WHAT IS NEEDED: Reproduce only the part of the data that starts with the line containing "footer-line-2: Creative Advertising" and ends with the line containing "adoption-description: iOS 14.5". Replace "TrackingIO" with "Tracking IO" and leave everything else unchanged.

DATASET EXTRACT:
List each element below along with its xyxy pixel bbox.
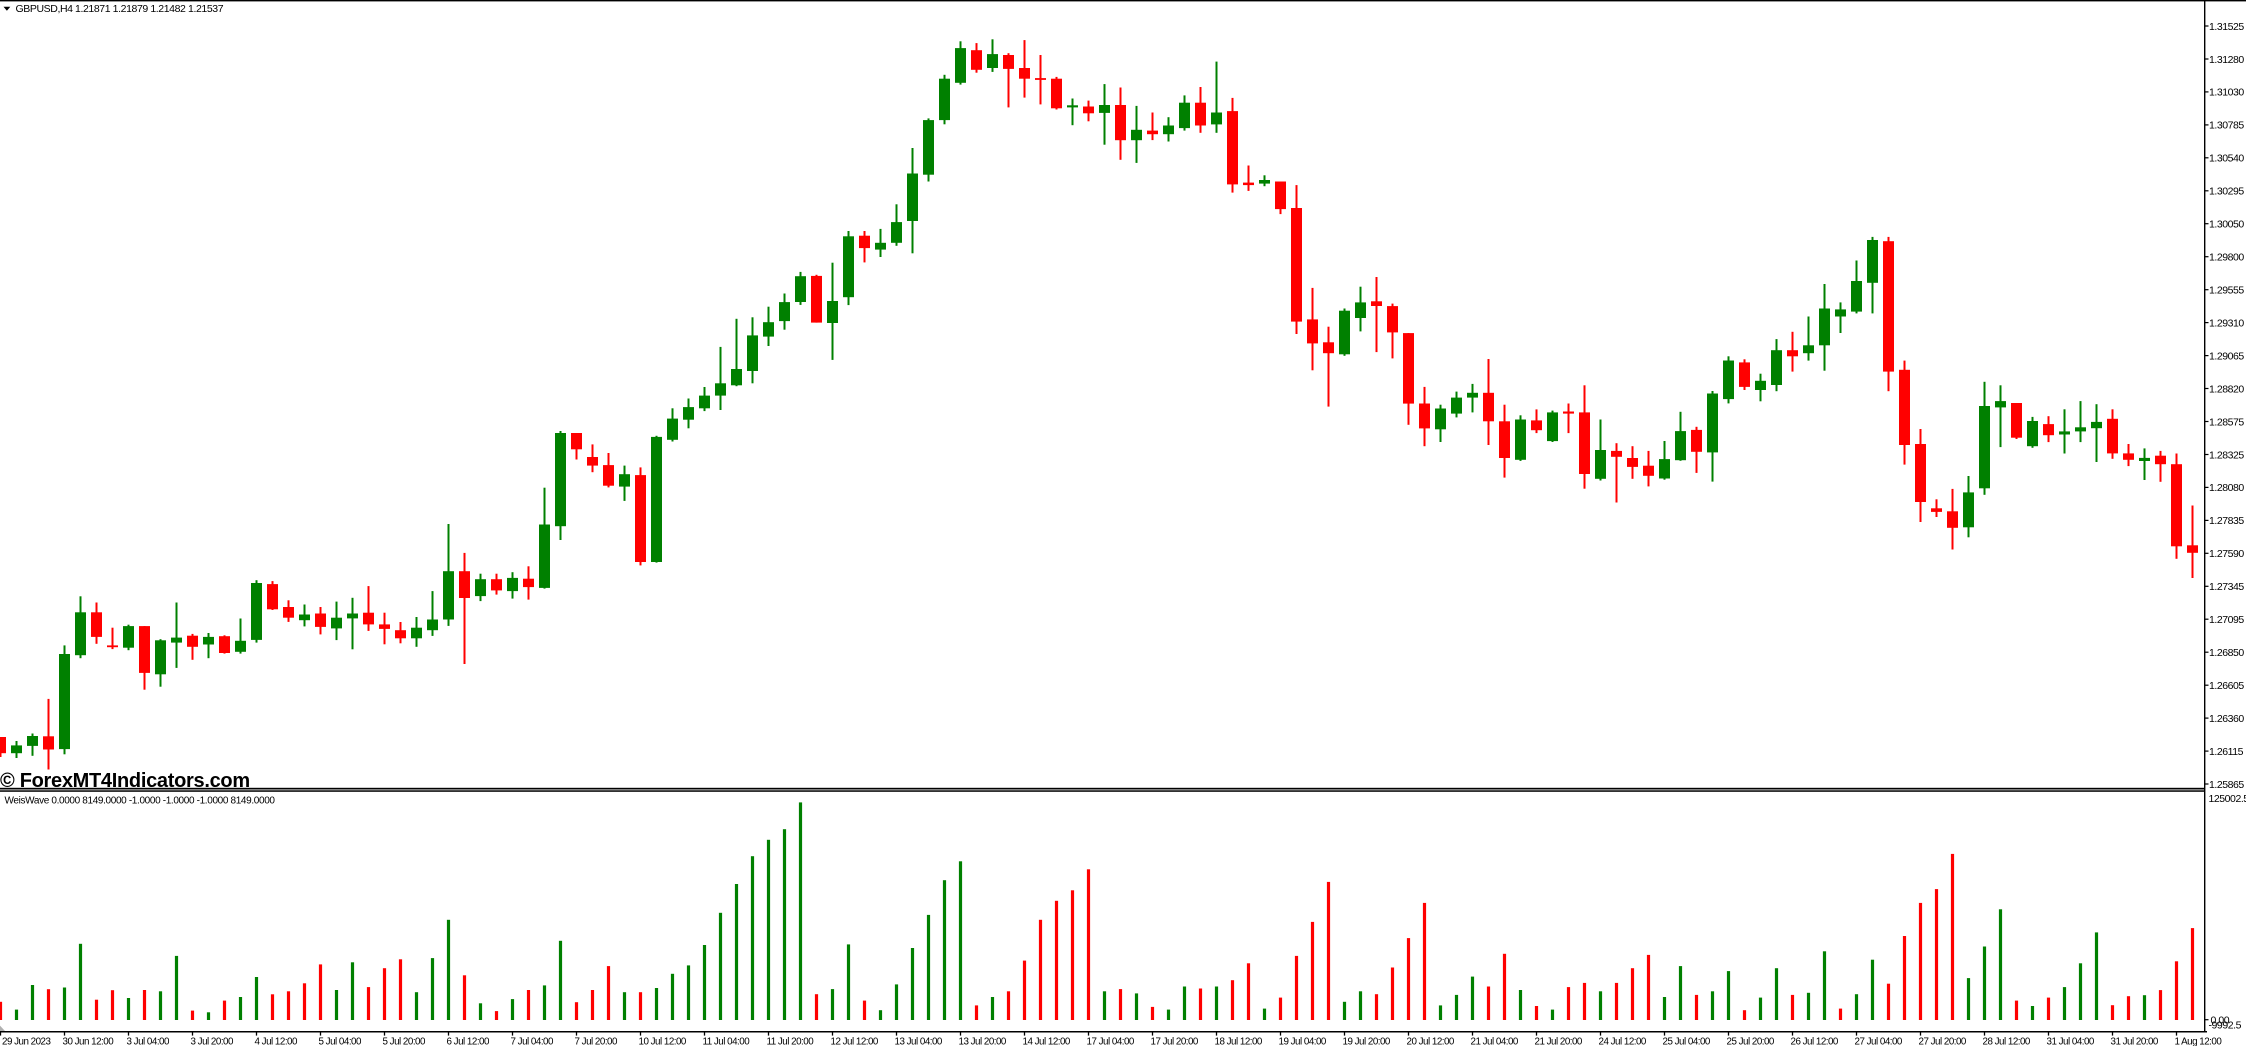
svg-text:14 Jul 12:00: 14 Jul 12:00 bbox=[1023, 1036, 1071, 1046]
svg-text:1.25865: 1.25865 bbox=[2209, 779, 2244, 791]
svg-text:1.26850: 1.26850 bbox=[2209, 647, 2244, 659]
svg-text:1.27590: 1.27590 bbox=[2209, 548, 2244, 560]
svg-text:1.30050: 1.30050 bbox=[2209, 219, 2244, 231]
svg-text:24 Jul 12:00: 24 Jul 12:00 bbox=[1599, 1036, 1647, 1046]
svg-text:1.31280: 1.31280 bbox=[2209, 54, 2244, 66]
svg-text:6 Jul 12:00: 6 Jul 12:00 bbox=[447, 1036, 490, 1046]
svg-text:1.29310: 1.29310 bbox=[2209, 317, 2244, 329]
svg-text:25 Jul 04:00: 25 Jul 04:00 bbox=[1663, 1036, 1711, 1046]
svg-text:13 Jul 20:00: 13 Jul 20:00 bbox=[959, 1036, 1007, 1046]
svg-text:19 Jul 20:00: 19 Jul 20:00 bbox=[1343, 1036, 1391, 1046]
svg-text:1.27345: 1.27345 bbox=[2209, 581, 2244, 593]
svg-text:1.28325: 1.28325 bbox=[2209, 449, 2244, 461]
svg-text:21 Jul 20:00: 21 Jul 20:00 bbox=[1535, 1036, 1583, 1046]
svg-text:1.29800: 1.29800 bbox=[2209, 252, 2244, 264]
svg-text:1.31030: 1.31030 bbox=[2209, 87, 2244, 99]
svg-text:7 Jul 04:00: 7 Jul 04:00 bbox=[511, 1036, 554, 1046]
svg-text:0.00: 0.00 bbox=[2211, 1014, 2230, 1026]
svg-text:1.28575: 1.28575 bbox=[2209, 416, 2244, 428]
svg-text:27 Jul 20:00: 27 Jul 20:00 bbox=[1919, 1036, 1967, 1046]
svg-text:29 Jun 2023: 29 Jun 2023 bbox=[2, 1036, 51, 1046]
svg-text:© ForexMT4Indicators.com: © ForexMT4Indicators.com bbox=[0, 770, 250, 792]
svg-text:1.27835: 1.27835 bbox=[2209, 515, 2244, 527]
svg-text:1.30540: 1.30540 bbox=[2209, 153, 2244, 165]
svg-text:28 Jul 12:00: 28 Jul 12:00 bbox=[1983, 1036, 2031, 1046]
svg-text:13 Jul 04:00: 13 Jul 04:00 bbox=[895, 1036, 943, 1046]
svg-text:1.29555: 1.29555 bbox=[2209, 285, 2244, 297]
svg-text:1.30295: 1.30295 bbox=[2209, 186, 2244, 198]
svg-text:18 Jul 12:00: 18 Jul 12:00 bbox=[1215, 1036, 1263, 1046]
svg-text:4 Jul 12:00: 4 Jul 12:00 bbox=[255, 1036, 298, 1046]
svg-text:1.21871 1.21879 1.21482 1.2153: 1.21871 1.21879 1.21482 1.21537 bbox=[75, 3, 224, 15]
svg-text:1.30785: 1.30785 bbox=[2209, 120, 2244, 132]
svg-text:WeisWave 0.0000 8149.0000 -1.0: WeisWave 0.0000 8149.0000 -1.0000 -1.000… bbox=[5, 796, 276, 807]
svg-text:17 Jul 04:00: 17 Jul 04:00 bbox=[1087, 1036, 1135, 1046]
svg-text:11 Jul 20:00: 11 Jul 20:00 bbox=[767, 1036, 815, 1046]
svg-text:1.29065: 1.29065 bbox=[2209, 350, 2244, 362]
svg-text:20 Jul 12:00: 20 Jul 12:00 bbox=[1407, 1036, 1455, 1046]
svg-text:27 Jul 04:00: 27 Jul 04:00 bbox=[1855, 1036, 1903, 1046]
svg-text:12 Jul 12:00: 12 Jul 12:00 bbox=[831, 1036, 879, 1046]
svg-text:26 Jul 12:00: 26 Jul 12:00 bbox=[1791, 1036, 1839, 1046]
svg-text:-9992.5: -9992.5 bbox=[2209, 1019, 2242, 1031]
svg-text:31 Jul 20:00: 31 Jul 20:00 bbox=[2111, 1036, 2159, 1046]
svg-text:125002.5: 125002.5 bbox=[2209, 793, 2246, 805]
svg-text:31 Jul 04:00: 31 Jul 04:00 bbox=[2047, 1036, 2095, 1046]
svg-text:1.26360: 1.26360 bbox=[2209, 713, 2244, 725]
svg-text:11 Jul 04:00: 11 Jul 04:00 bbox=[703, 1036, 751, 1046]
svg-text:19 Jul 04:00: 19 Jul 04:00 bbox=[1279, 1036, 1327, 1046]
svg-text:21 Jul 04:00: 21 Jul 04:00 bbox=[1471, 1036, 1519, 1046]
svg-text:1.26115: 1.26115 bbox=[2209, 746, 2244, 758]
svg-text:17 Jul 20:00: 17 Jul 20:00 bbox=[1151, 1036, 1199, 1046]
svg-text:1.26605: 1.26605 bbox=[2209, 680, 2244, 692]
svg-text:3 Jul 20:00: 3 Jul 20:00 bbox=[191, 1036, 234, 1046]
svg-text:1.31525: 1.31525 bbox=[2209, 21, 2244, 33]
svg-text:1 Aug 12:00: 1 Aug 12:00 bbox=[2175, 1036, 2223, 1046]
svg-text:10 Jul 12:00: 10 Jul 12:00 bbox=[639, 1036, 687, 1046]
svg-text:5 Jul 04:00: 5 Jul 04:00 bbox=[319, 1036, 362, 1046]
svg-text:30 Jun 12:00: 30 Jun 12:00 bbox=[63, 1036, 115, 1046]
svg-text:1.27095: 1.27095 bbox=[2209, 614, 2244, 626]
svg-text:5 Jul 20:00: 5 Jul 20:00 bbox=[383, 1036, 426, 1046]
svg-text:1.28820: 1.28820 bbox=[2209, 383, 2244, 395]
svg-text:7 Jul 20:00: 7 Jul 20:00 bbox=[575, 1036, 618, 1046]
svg-text:25 Jul 20:00: 25 Jul 20:00 bbox=[1727, 1036, 1775, 1046]
svg-text:1.28080: 1.28080 bbox=[2209, 482, 2244, 494]
svg-text:GBPUSD,H4: GBPUSD,H4 bbox=[16, 3, 74, 15]
svg-text:3 Jul 04:00: 3 Jul 04:00 bbox=[127, 1036, 170, 1046]
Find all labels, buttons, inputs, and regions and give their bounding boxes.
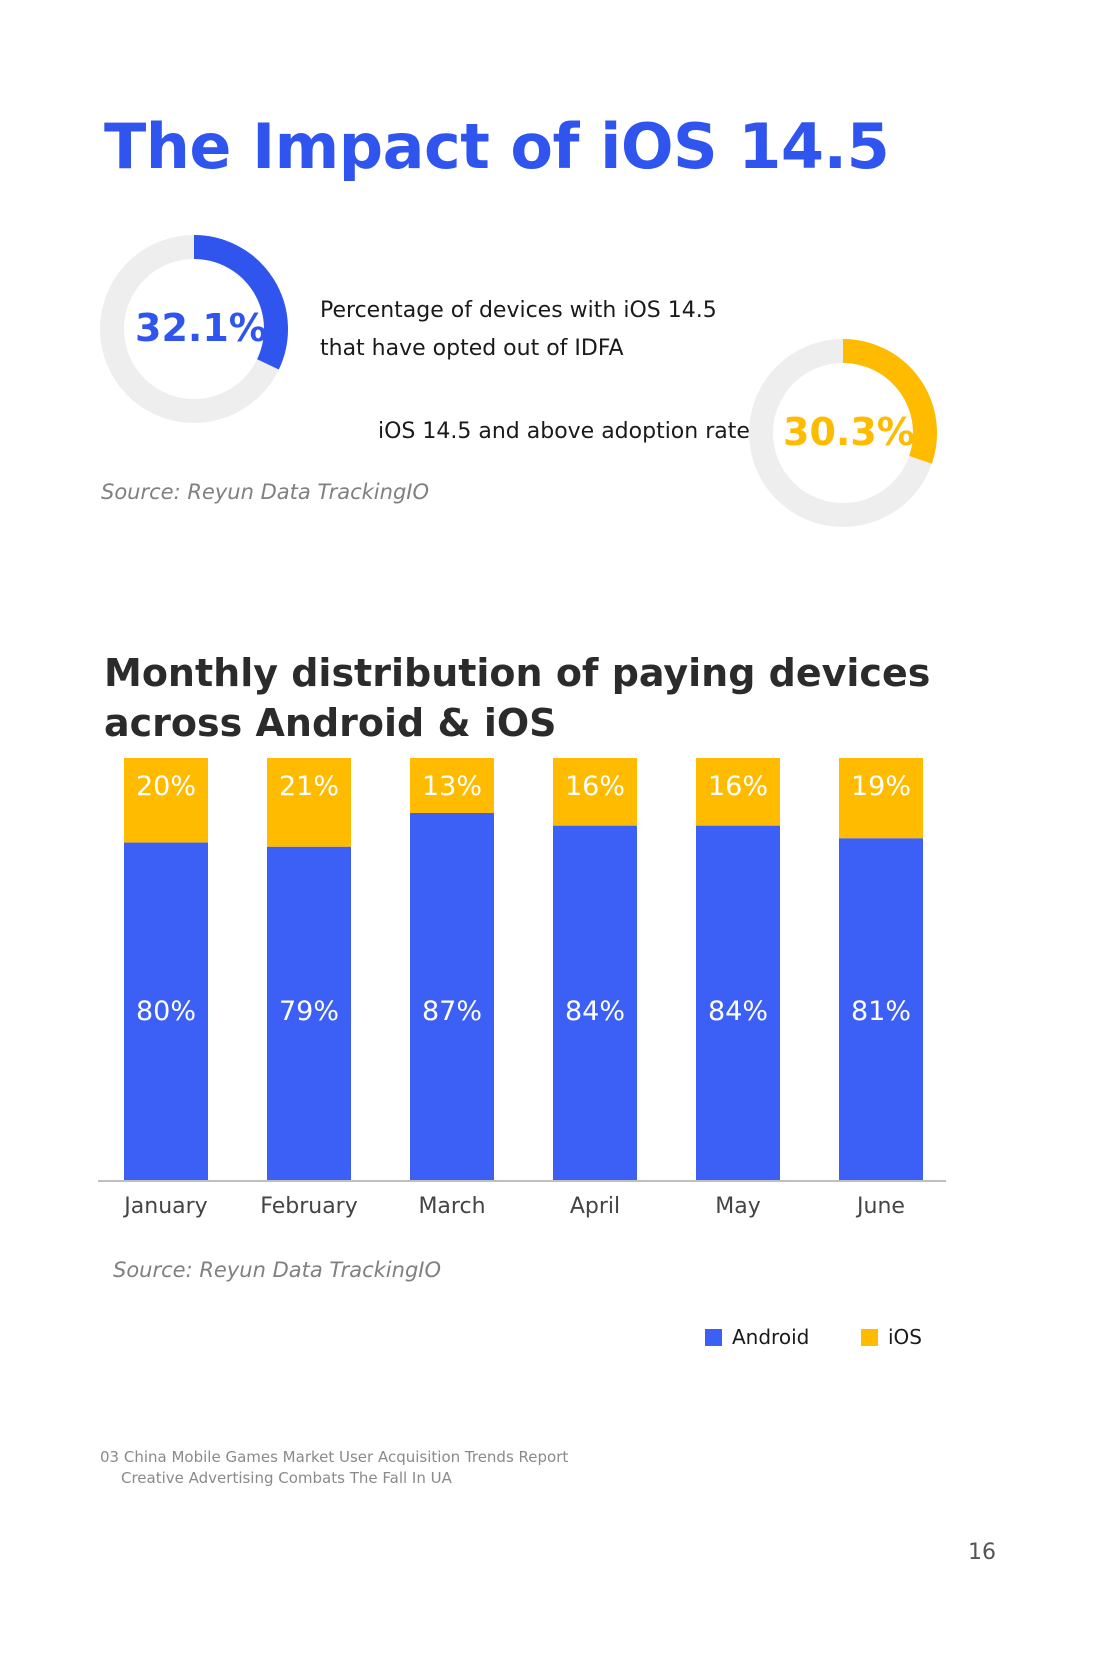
footer-line-2: Creative Advertising Combats The Fall In…: [121, 1469, 452, 1487]
x-tick-label: June: [855, 1194, 905, 1219]
opt-out-description-line: that have opted out of IDFA: [320, 336, 624, 361]
source-note-top: Source: Reyun Data TrackingIO: [101, 480, 429, 504]
donut-arc: [842, 339, 937, 464]
data-label-android: 84%: [565, 996, 625, 1027]
donut-arc: [193, 235, 288, 370]
bar-android: [553, 825, 637, 1181]
adoption-donut: [749, 339, 937, 527]
opt-out-value: 32.1%: [135, 306, 267, 350]
bar-android: [696, 825, 780, 1181]
bar-android: [410, 812, 494, 1181]
bar-ios: [553, 758, 637, 826]
source-note-bottom: Source: Reyun Data TrackingIO: [113, 1258, 441, 1282]
data-label-ios: 13%: [422, 771, 482, 802]
x-tick-label: February: [260, 1194, 358, 1219]
data-label-ios: 21%: [279, 771, 339, 802]
legend-android: Android: [705, 1325, 809, 1349]
bar-ios: [839, 758, 923, 839]
data-label-android: 81%: [851, 996, 911, 1027]
adoption-description-line: iOS 14.5 and above adoption rate: [378, 419, 750, 444]
adoption-value: 30.3%: [783, 410, 915, 454]
bar-android: [839, 838, 923, 1181]
x-tick-label: March: [418, 1194, 485, 1219]
bar-ios: [696, 758, 780, 826]
opt-out-description-line: Percentage of devices with iOS 14.5: [320, 298, 717, 323]
data-label-android: 79%: [279, 996, 339, 1027]
opt-out-description: Percentage of devices with iOS 14.5 that…: [320, 292, 717, 368]
data-label-android: 80%: [136, 996, 196, 1027]
opt-out-donut: [100, 235, 288, 423]
legend-android-swatch: [705, 1329, 722, 1346]
bar-ios: [124, 758, 208, 843]
x-tick-label: January: [122, 1194, 207, 1219]
bar-ios: [410, 758, 494, 813]
legend-android-label: Android: [732, 1325, 810, 1349]
adoption-description: iOS 14.5 and above adoption rate: [378, 413, 750, 451]
data-label-ios: 16%: [708, 771, 768, 802]
x-tick-label: May: [715, 1194, 760, 1219]
footer-line-1: 03 China Mobile Games Market User Acquis…: [100, 1448, 569, 1466]
legend-ios-label: iOS: [888, 1325, 922, 1349]
legend-ios: iOS: [861, 1325, 922, 1349]
data-label-ios: 16%: [565, 771, 625, 802]
bar-ios: [267, 758, 351, 847]
stacked-bar-chart: 20% 80% January 21% 79% February 13% 87% March 16…: [98, 758, 946, 1219]
chart-title: Monthly distribution of paying devices a…: [104, 651, 931, 745]
bar-android: [267, 846, 351, 1181]
x-tick-label: April: [570, 1194, 620, 1219]
data-label-android: 84%: [708, 996, 768, 1027]
legend-ios-swatch: [861, 1329, 878, 1346]
data-label-ios: 19%: [851, 771, 911, 802]
bar-android: [124, 842, 208, 1181]
data-label-android: 87%: [422, 996, 482, 1027]
page-title: The Impact of iOS 14.5: [104, 110, 890, 183]
data-label-ios: 20%: [136, 771, 196, 802]
page-number: 16: [968, 1540, 996, 1565]
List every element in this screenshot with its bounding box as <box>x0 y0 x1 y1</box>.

TASK RESULT:
footer-line-2: Creative Advertising Combats The Fall In…: [121, 1469, 452, 1487]
x-tick-label: June: [855, 1194, 905, 1219]
opt-out-description-line: that have opted out of IDFA: [320, 336, 624, 361]
source-note-top: Source: Reyun Data Tracking IO: [101, 480, 429, 504]
donut-arc: [842, 339, 937, 464]
data-label-android: 84%: [565, 996, 625, 1027]
donut-arc: [193, 235, 288, 370]
bar-android: [553, 825, 637, 1181]
adoption-donut: [749, 339, 937, 527]
opt-out-value: 32.1%: [135, 306, 267, 350]
bar-android: [696, 825, 780, 1181]
bar-android: [410, 812, 494, 1181]
bar-ios: [553, 758, 637, 826]
source-note-bottom: Source: Reyun Data Tracking IO: [113, 1258, 441, 1282]
data-label-ios: 13%: [422, 771, 482, 802]
x-tick-label: February: [260, 1194, 358, 1219]
data-label-ios: 21%: [279, 771, 339, 802]
legend-android: Android: [705, 1325, 809, 1349]
bar-ios: [839, 758, 923, 839]
data-label-android: 81%: [851, 996, 911, 1027]
adoption-description-line: iOS 14.5 and above adoption rate: [378, 419, 750, 444]
adoption-value: 30.3%: [783, 410, 915, 454]
bar-android: [839, 838, 923, 1181]
x-tick-label: March: [418, 1194, 485, 1219]
bar-ios: [696, 758, 780, 826]
opt-out-description-line: Percentage of devices with iOS 14.5: [320, 298, 717, 323]
data-label-android: 79%: [279, 996, 339, 1027]
opt-out-description: Percentage of devices with iOS 14.5 that…: [320, 292, 717, 368]
data-label-android: 80%: [136, 996, 196, 1027]
opt-out-donut: [100, 235, 288, 423]
legend-android-swatch: [705, 1329, 722, 1346]
bar-ios: [124, 758, 208, 843]
x-tick-label: January: [122, 1194, 207, 1219]
bar-ios: [410, 758, 494, 813]
legend-android-label: Android: [732, 1325, 810, 1349]
adoption-description: iOS 14.5 and above adoption rate: [378, 413, 750, 451]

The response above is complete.